> **RECORD SET**:
^^^^

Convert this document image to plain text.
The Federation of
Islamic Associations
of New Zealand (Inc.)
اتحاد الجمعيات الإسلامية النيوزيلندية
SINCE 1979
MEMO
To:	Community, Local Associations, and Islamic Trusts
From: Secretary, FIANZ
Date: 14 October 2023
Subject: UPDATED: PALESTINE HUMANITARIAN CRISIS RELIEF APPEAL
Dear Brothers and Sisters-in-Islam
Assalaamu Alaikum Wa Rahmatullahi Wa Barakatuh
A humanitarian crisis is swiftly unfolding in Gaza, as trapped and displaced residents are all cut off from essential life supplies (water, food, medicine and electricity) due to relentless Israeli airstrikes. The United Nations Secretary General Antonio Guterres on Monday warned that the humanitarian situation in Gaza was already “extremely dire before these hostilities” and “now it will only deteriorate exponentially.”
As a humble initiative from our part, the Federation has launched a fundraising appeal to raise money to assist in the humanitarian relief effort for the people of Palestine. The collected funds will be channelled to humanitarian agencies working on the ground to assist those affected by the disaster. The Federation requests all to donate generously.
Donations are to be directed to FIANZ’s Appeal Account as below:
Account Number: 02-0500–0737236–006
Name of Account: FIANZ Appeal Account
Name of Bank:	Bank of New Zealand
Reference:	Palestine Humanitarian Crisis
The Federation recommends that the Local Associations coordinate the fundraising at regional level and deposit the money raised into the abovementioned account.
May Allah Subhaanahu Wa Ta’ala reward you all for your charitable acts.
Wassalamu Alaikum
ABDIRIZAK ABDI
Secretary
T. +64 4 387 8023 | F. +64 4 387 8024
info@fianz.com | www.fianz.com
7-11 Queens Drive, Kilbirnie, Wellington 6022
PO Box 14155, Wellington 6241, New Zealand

^^^^

> **AIM**: Write the data out again in full and exactly.

> **RESPONSE BELOW**:
Convert this document image to plain text.
The Federation of
Islamic Associations
of New Zealand (Inc.)
اتحاد الجمعيات الإسلامية النيوزيلندية
SINCE 1979
MEMO
To:	Community, Local Associations, and Islamic Trusts
From: Secretary, FIANZ
Date: 14 October 2023
Subject: UPDATED: PALESTINE HUMANITARIAN CRISIS RELIEF APPEAL
Dear Brothers and Sisters-in-Islam
Assalaamu Alaikum Wa Rahmatullahi Wa Barakatuh
A humanitarian crisis is swiftly unfolding in Gaza, as trapped and displaced residents are all cut off from essential life supplies (water, food, medicine and electricity) due to relentless Israeli airstrikes. The United Nations Secretary General Antonio Guterres on Monday warned that the humanitarian situation in Gaza was already “extremely dire before these hostilities” and “now it will only deteriorate exponentially.”
As a humble initiative from our part, the Federation has launched a fundraising appeal to raise money to assist in the humanitarian relief effort for the people of Palestine. The collected funds will be channelled to humanitarian agencies working on the ground to assist those affected by the disaster. The Federation requests all to donate generously.
Donations are to be directed to FIANZ’s Appeal Account as below:
Account Number: 02-0500–0737236–006
Name of Account: FIANZ Appeal Account
Name of Bank:	Bank of New Zealand
Reference:	Palestine Humanitarian Crisis
The Federation recommends that the Local Associations coordinate the fundraising at regional level and deposit the money raised into the abovementioned account.
May Allah Subhaanahu Wa Ta’ala reward you all for your charitable acts.
Wassalamu Alaikum
ABDIRIZAK ABDI
Secretary
T. +64 4 387 8023 | F. +64 4 387 8024
info@fianz.com | www.fianz.com
7-11 Queens Drive, Kilbirnie, Wellington 6022
PO Box 14155, Wellington 6241, New Zealand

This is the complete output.